▸ Exercise task: Restate the whole of the material. Keep every word, and drop the pictures.

▸ Extracted data:
** Start **
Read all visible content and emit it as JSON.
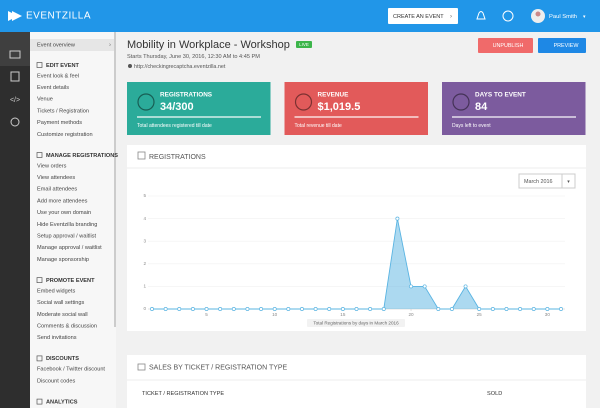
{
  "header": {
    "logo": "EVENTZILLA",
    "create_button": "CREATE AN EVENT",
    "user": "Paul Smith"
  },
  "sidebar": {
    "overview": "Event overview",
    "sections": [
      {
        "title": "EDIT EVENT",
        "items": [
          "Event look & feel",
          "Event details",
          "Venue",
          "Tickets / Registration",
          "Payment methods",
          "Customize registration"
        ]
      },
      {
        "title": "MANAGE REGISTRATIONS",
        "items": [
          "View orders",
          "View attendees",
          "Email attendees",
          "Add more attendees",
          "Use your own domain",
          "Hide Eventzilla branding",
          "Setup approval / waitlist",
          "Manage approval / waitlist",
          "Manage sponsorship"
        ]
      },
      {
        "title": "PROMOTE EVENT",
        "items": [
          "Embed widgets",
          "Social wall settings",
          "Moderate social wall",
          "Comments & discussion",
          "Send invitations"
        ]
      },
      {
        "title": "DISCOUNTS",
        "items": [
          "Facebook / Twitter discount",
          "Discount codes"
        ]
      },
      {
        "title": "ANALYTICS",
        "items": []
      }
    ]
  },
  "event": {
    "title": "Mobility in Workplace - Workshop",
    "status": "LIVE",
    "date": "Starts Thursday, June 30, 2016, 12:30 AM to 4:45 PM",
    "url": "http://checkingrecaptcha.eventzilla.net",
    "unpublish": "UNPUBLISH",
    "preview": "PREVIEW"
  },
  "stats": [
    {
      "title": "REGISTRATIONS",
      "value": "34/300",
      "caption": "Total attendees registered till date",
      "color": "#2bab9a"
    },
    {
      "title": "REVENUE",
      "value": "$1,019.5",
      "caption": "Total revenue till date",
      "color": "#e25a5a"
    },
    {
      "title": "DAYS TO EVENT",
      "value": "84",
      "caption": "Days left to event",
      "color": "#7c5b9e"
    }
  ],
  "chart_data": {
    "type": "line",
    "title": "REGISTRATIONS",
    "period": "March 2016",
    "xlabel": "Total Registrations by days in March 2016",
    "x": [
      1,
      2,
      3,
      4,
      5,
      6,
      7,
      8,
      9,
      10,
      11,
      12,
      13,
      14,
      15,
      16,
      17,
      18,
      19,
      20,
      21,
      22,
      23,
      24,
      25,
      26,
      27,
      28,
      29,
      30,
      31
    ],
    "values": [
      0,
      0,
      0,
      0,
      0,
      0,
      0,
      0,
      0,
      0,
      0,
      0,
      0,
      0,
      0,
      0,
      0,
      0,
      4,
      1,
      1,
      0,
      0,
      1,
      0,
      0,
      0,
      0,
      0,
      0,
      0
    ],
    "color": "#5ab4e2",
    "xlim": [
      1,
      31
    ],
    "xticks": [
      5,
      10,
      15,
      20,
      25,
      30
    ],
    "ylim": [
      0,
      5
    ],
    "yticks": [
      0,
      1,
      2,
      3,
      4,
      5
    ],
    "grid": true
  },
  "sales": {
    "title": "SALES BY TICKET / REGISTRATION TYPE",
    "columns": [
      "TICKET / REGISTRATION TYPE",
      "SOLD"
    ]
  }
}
** End **
▸ Result:
Read all visible content and emit it as JSON.
{
  "header": {
    "logo": "EVENTZILLA",
    "create_button": "CREATE AN EVENT",
    "user": "Paul Smith"
  },
  "sidebar": {
    "overview": "Event overview",
    "sections": [
      {
        "title": "EDIT EVENT",
        "items": [
          "Event look & feel",
          "Event details",
          "Venue",
          "Tickets / Registration",
          "Payment methods",
          "Customize registration"
        ]
      },
      {
        "title": "MANAGE REGISTRATIONS",
        "items": [
          "View orders",
          "View attendees",
          "Email attendees",
          "Add more attendees",
          "Use your own domain",
          "Hide Eventzilla branding",
          "Setup approval / waitlist",
          "Manage approval / waitlist",
          "Manage sponsorship"
        ]
      },
      {
        "title": "PROMOTE EVENT",
        "items": [
          "Embed widgets",
          "Social wall settings",
          "Moderate social wall",
          "Comments & discussion",
          "Send invitations"
        ]
      },
      {
        "title": "DISCOUNTS",
        "items": [
          "Facebook / Twitter discount",
          "Discount codes"
        ]
      },
      {
        "title": "ANALYTICS",
        "items": []
      }
    ]
  },
  "event": {
    "title": "Mobility in Workplace - Workshop",
    "status": "LIVE",
    "date": "Starts Thursday, June 30, 2016, 12:30 AM to 4:45 PM",
    "url": "http://checkingrecaptcha.eventzilla.net",
    "unpublish": "UNPUBLISH",
    "preview": "PREVIEW"
  },
  "stats": [
    {
      "title": "REGISTRATIONS",
      "value": "34/300",
      "caption": "Total attendees registered till date",
      "color": "#2bab9a"
    },
    {
      "title": "REVENUE",
      "value": "$1,019.5",
      "caption": "Total revenue till date",
      "color": "#e25a5a"
    },
    {
      "title": "DAYS TO EVENT",
      "value": "84",
      "caption": "Days left to event",
      "color": "#7c5b9e"
    }
  ],
  "chart_data": {
    "type": "line",
    "title": "REGISTRATIONS",
    "period": "March 2016",
    "xlabel": "Total Registrations by days in March 2016",
    "x": [
      1,
      2,
      3,
      4,
      5,
      6,
      7,
      8,
      9,
      10,
      11,
      12,
      13,
      14,
      15,
      16,
      17,
      18,
      19,
      20,
      21,
      22,
      23,
      24,
      25,
      26,
      27,
      28,
      29,
      30,
      31
    ],
    "values": [
      0,
      0,
      0,
      0,
      0,
      0,
      0,
      0,
      0,
      0,
      0,
      0,
      0,
      0,
      0,
      0,
      0,
      0,
      4,
      1,
      1,
      0,
      0,
      1,
      0,
      0,
      0,
      0,
      0,
      0,
      0
    ],
    "color": "#5ab4e2",
    "xlim": [
      1,
      31
    ],
    "xticks": [
      5,
      10,
      15,
      20,
      25,
      30
    ],
    "ylim": [
      0,
      5
    ],
    "yticks": [
      0,
      1,
      2,
      3,
      4,
      5
    ],
    "grid": true
  },
  "sales": {
    "title": "SALES BY TICKET / REGISTRATION TYPE",
    "columns": [
      "TICKET / REGISTRATION TYPE",
      "SOLD"
    ]
  }
}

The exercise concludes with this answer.